--- start of Material for this exercise ---

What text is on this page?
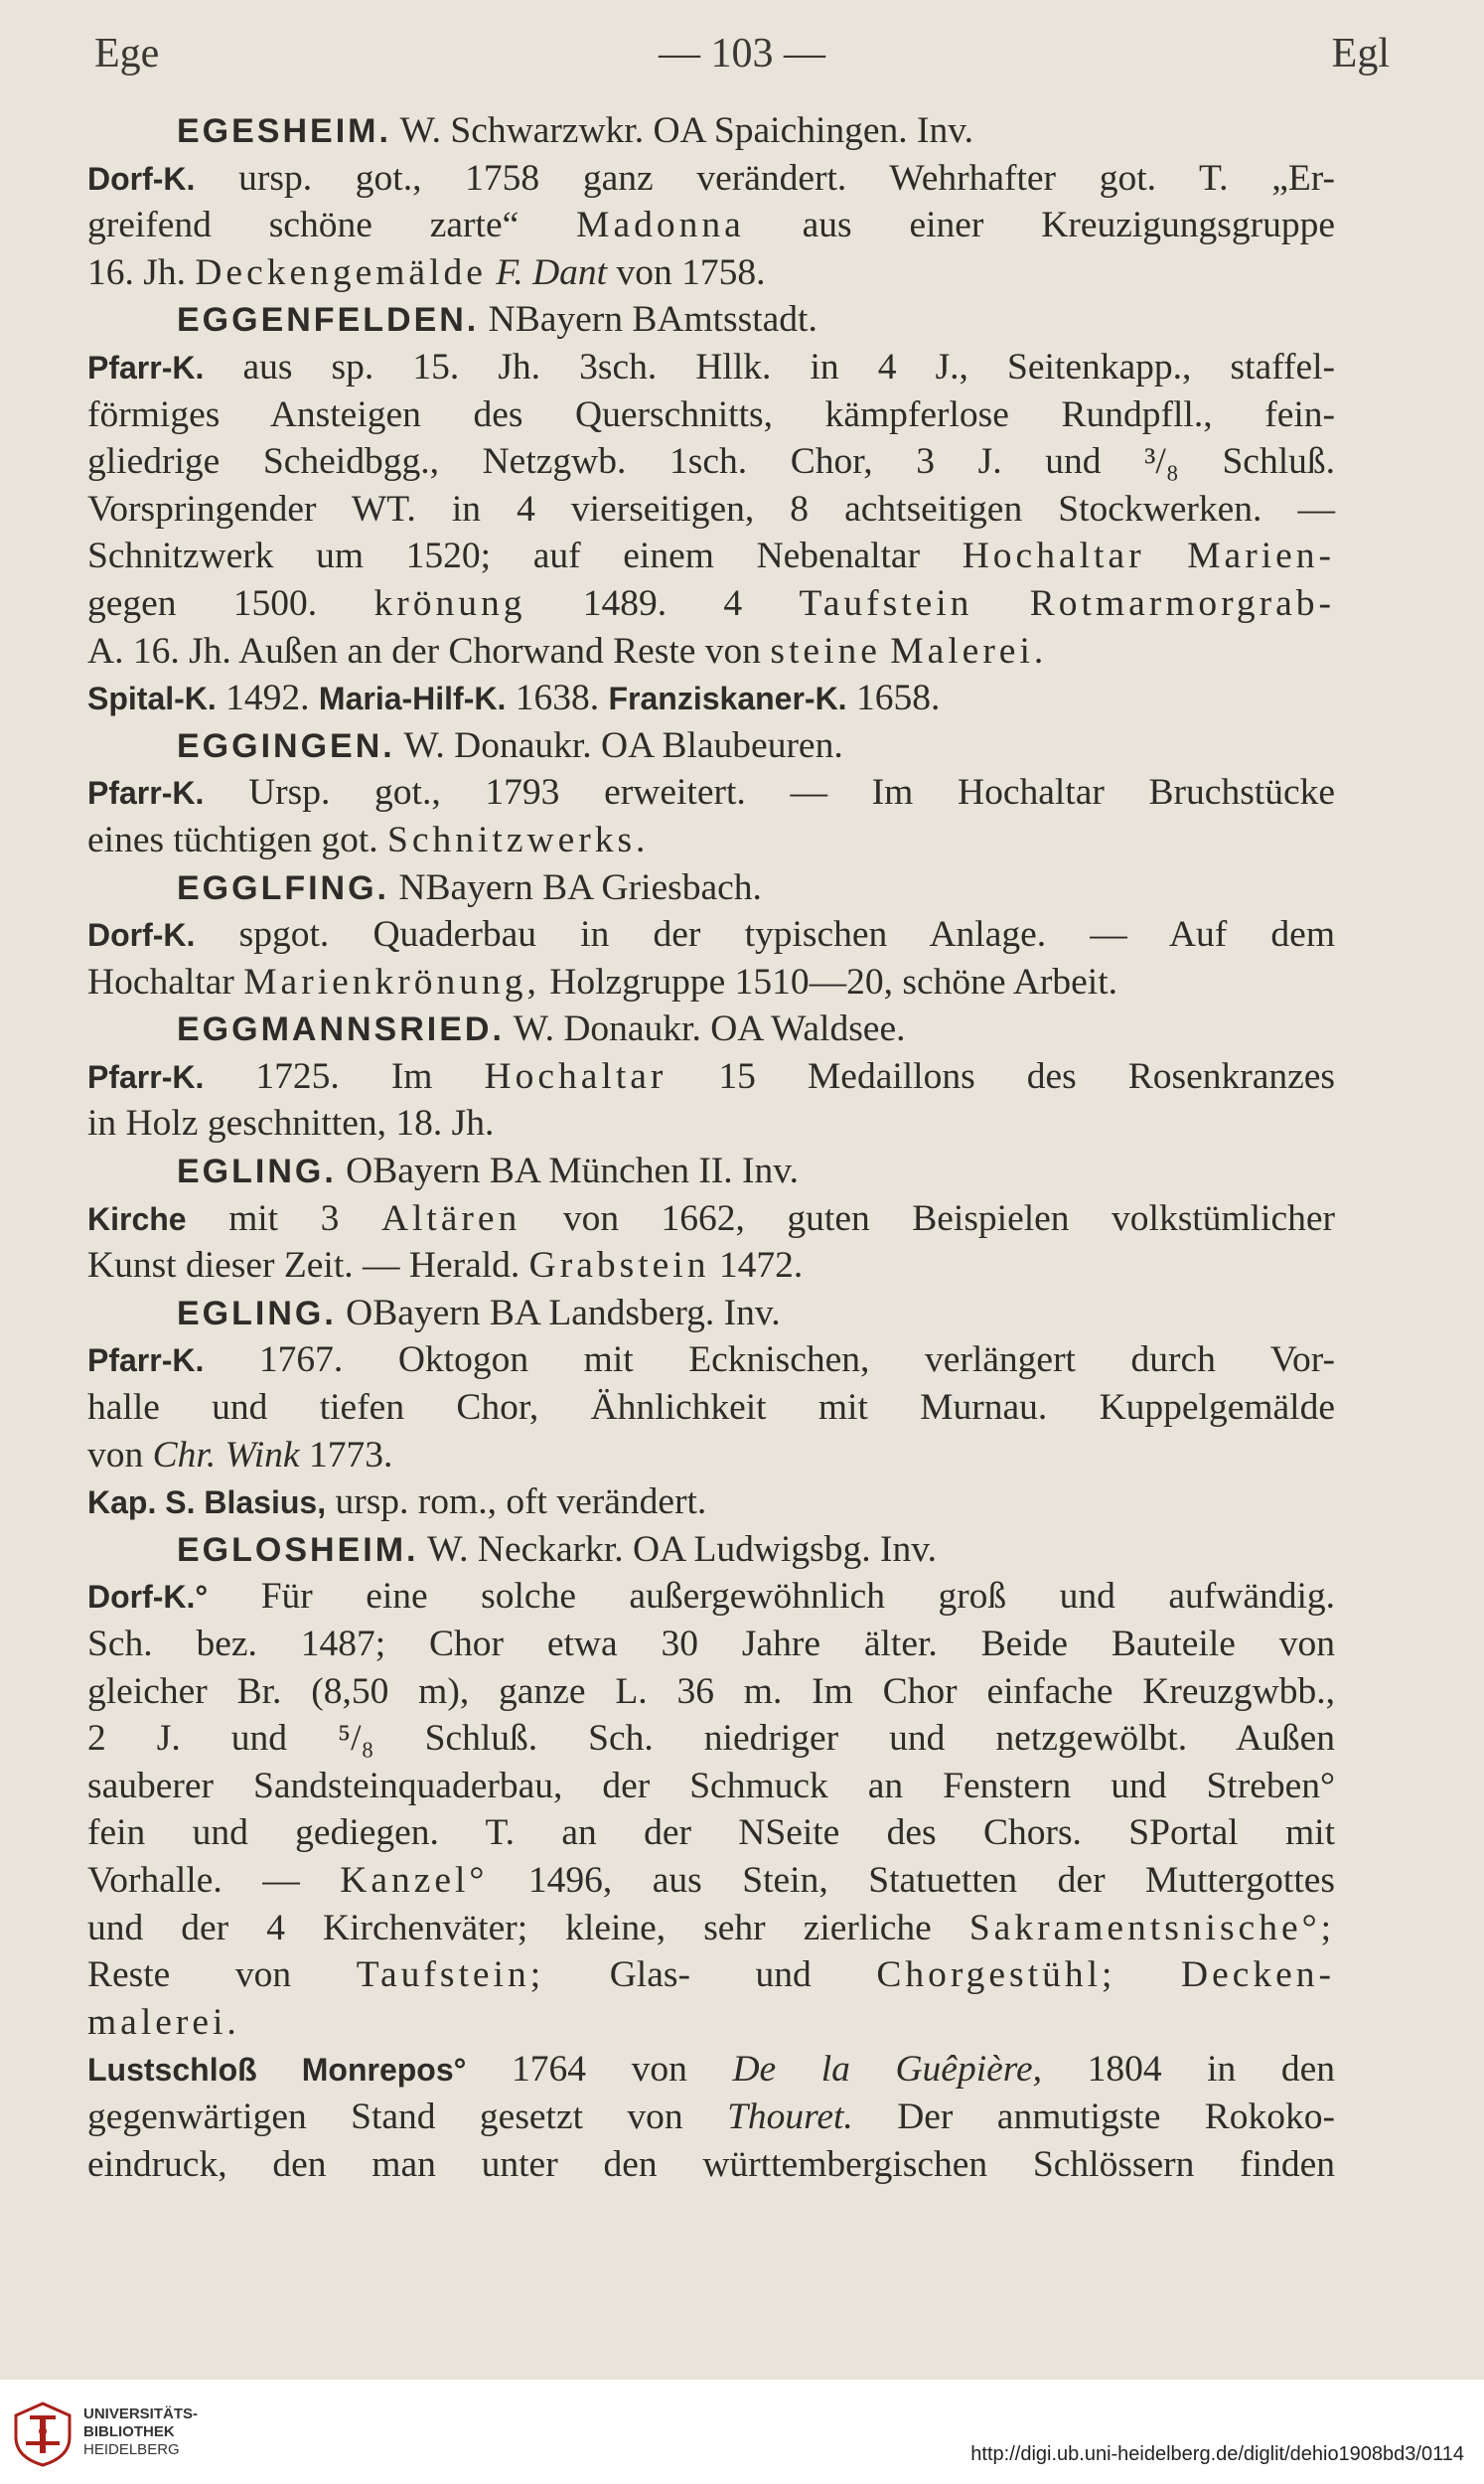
Ege	— 103 —	Egl
EGESHEIM. W. Schwarzwkr. OA Spaichingen. Inv.
Dorf-K. ursp. got., 1758 ganz verändert. Wehrhafter got. T. „Er-
greifend schöne zarte“ Madonna aus einer Kreuzigungsgruppe
16. Jh. Deckengemälde F. Dant von 1758.
EGGENFELDEN. NBayern BAmtsstadt.
Pfarr-K. aus sp. 15. Jh. 3sch. Hllk. in 4 J., Seitenkapp., staffel-
förmiges Ansteigen des Querschnitts, kämpferlose Rundpfll., fein-
gliedrige Scheidbgg., Netzgwb. 1sch. Chor, 3 J. und ³/₈ Schluß.
Vorspringender WT. in 4 vierseitigen, 8 achtseitigen Stockwerken. —
Schnitzwerk um 1520; auf einem Nebenaltar Hochaltar Marien-
gegen 1500. krönung 1489. 4 Taufstein Rotmarmorgrab-
A. 16. Jh. Außen an der Chorwand Reste von steine Malerei.
Spital-K. 1492. Maria-Hilf-K. 1638. Franziskaner-K. 1658.
EGGINGEN. W. Donaukr. OA Blaubeuren.
Pfarr-K. Ursp. got., 1793 erweitert. — Im Hochaltar Bruchstücke
eines tüchtigen got. Schnitzwerks.
EGGLFING. NBayern BA Griesbach.
Dorf-K. spgot. Quaderbau in der typischen Anlage. — Auf dem
Hochaltar Marienkrönung, Holzgruppe 1510—20, schöne Arbeit.
EGGMANNSRIED. W. Donaukr. OA Waldsee.
Pfarr-K. 1725. Im Hochaltar 15 Medaillons des Rosenkranzes
in Holz geschnitten, 18. Jh.
EGLING. OBayern BA München II. Inv.
Kirche mit 3 Altären von 1662, guten Beispielen volkstümlicher
Kunst dieser Zeit. — Herald. Grabstein 1472.
EGLING. OBayern BA Landsberg. Inv.
Pfarr-K. 1767. Oktogon mit Ecknischen, verlängert durch Vor-
halle und tiefen Chor, Ähnlichkeit mit Murnau. Kuppelgemälde
von Chr. Wink 1773.
Kap. S. Blasius, ursp. rom., oft verändert.
EGLOSHEIM. W. Neckarkr. OA Ludwigsbg. Inv.
Dorf-K.° Für eine solche außergewöhnlich groß und aufwändig.
Sch. bez. 1487; Chor etwa 30 Jahre älter. Beide Bauteile von
gleicher Br. (8,50 m), ganze L. 36 m. Im Chor einfache Kreuzgwbb.,
2 J. und ⁵/₈ Schluß. Sch. niedriger und netzgewölbt. Außen
sauberer Sandsteinquaderbau, der Schmuck an Fenstern und Streben°
fein und gediegen. T. an der NSeite des Chors. SPortal mit
Vorhalle. — Kanzel° 1496, aus Stein, Statuetten der Muttergottes
und der 4 Kirchenväter; kleine, sehr zierliche Sakramentsnische°;
Reste von Taufstein; Glas- und Chorgestühl; Decken-
malerei.
Lustschloß Monrepos° 1764 von De la Guêpière, 1804 in den
gegenwärtigen Stand gesetzt von Thouret. Der anmutigste Rokoko-
eindruck, den man unter den württembergischen Schlössern finden
UNIVERSITÄTS-
BIBLIOTHEK
HEIDELBERG	http://digi.ub.uni-heidelberg.de/diglit/dehio1908bd3/0114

--- end of Material for this exercise ---

§ **Exercise directions**
All the material shown above is to be copied exactly, with no pictures carried over.

§ **Task answer**
What text is on this page?
Ege	— 103 —	Egl
EGESHEIM. W. Schwarzwkr. OA Spaichingen. Inv.
Dorf-K. ursp. got., 1758 ganz verändert. Wehrhafter got. T. „Er-
greifend schöne zarte“ Madonna aus einer Kreuzigungsgruppe
16. Jh. Deckengemälde F. Dant von 1758.
EGGENFELDEN. NBayern BAmtsstadt.
Pfarr-K. aus sp. 15. Jh. 3sch. Hllk. in 4 J., Seitenkapp., staffel-
förmiges Ansteigen des Querschnitts, kämpferlose Rundpfll., fein-
gliedrige Scheidbgg., Netzgwb. 1sch. Chor, 3 J. und ³/₈ Schluß.
Vorspringender WT. in 4 vierseitigen, 8 achtseitigen Stockwerken. —
Schnitzwerk um 1520; auf einem Nebenaltar Hochaltar Marien-
gegen 1500. krönung 1489. 4 Taufstein Rotmarmorgrab-
A. 16. Jh. Außen an der Chorwand Reste von steine Malerei.
Spital-K. 1492. Maria-Hilf-K. 1638. Franziskaner-K. 1658.
EGGINGEN. W. Donaukr. OA Blaubeuren.
Pfarr-K. Ursp. got., 1793 erweitert. — Im Hochaltar Bruchstücke
eines tüchtigen got. Schnitzwerks.
EGGLFING. NBayern BA Griesbach.
Dorf-K. spgot. Quaderbau in der typischen Anlage. — Auf dem
Hochaltar Marienkrönung, Holzgruppe 1510—20, schöne Arbeit.
EGGMANNSRIED. W. Donaukr. OA Waldsee.
Pfarr-K. 1725. Im Hochaltar 15 Medaillons des Rosenkranzes
in Holz geschnitten, 18. Jh.
EGLING. OBayern BA München II. Inv.
Kirche mit 3 Altären von 1662, guten Beispielen volkstümlicher
Kunst dieser Zeit. — Herald. Grabstein 1472.
EGLING. OBayern BA Landsberg. Inv.
Pfarr-K. 1767. Oktogon mit Ecknischen, verlängert durch Vor-
halle und tiefen Chor, Ähnlichkeit mit Murnau. Kuppelgemälde
von Chr. Wink 1773.
Kap. S. Blasius, ursp. rom., oft verändert.
EGLOSHEIM. W. Neckarkr. OA Ludwigsbg. Inv.
Dorf-K.° Für eine solche außergewöhnlich groß und aufwändig.
Sch. bez. 1487; Chor etwa 30 Jahre älter. Beide Bauteile von
gleicher Br. (8,50 m), ganze L. 36 m. Im Chor einfache Kreuzgwbb.,
2 J. und ⁵/₈ Schluß. Sch. niedriger und netzgewölbt. Außen
sauberer Sandsteinquaderbau, der Schmuck an Fenstern und Streben°
fein und gediegen. T. an der NSeite des Chors. SPortal mit
Vorhalle. — Kanzel° 1496, aus Stein, Statuetten der Muttergottes
und der 4 Kirchenväter; kleine, sehr zierliche Sakramentsnische°;
Reste von Taufstein; Glas- und Chorgestühl; Decken-
malerei.
Lustschloß Monrepos° 1764 von De la Guêpière, 1804 in den
gegenwärtigen Stand gesetzt von Thouret. Der anmutigste Rokoko-
eindruck, den man unter den württembergischen Schlössern finden
UNIVERSITÄTS-
BIBLIOTHEK
HEIDELBERG	http://digi.ub.uni-heidelberg.de/diglit/dehio1908bd3/0114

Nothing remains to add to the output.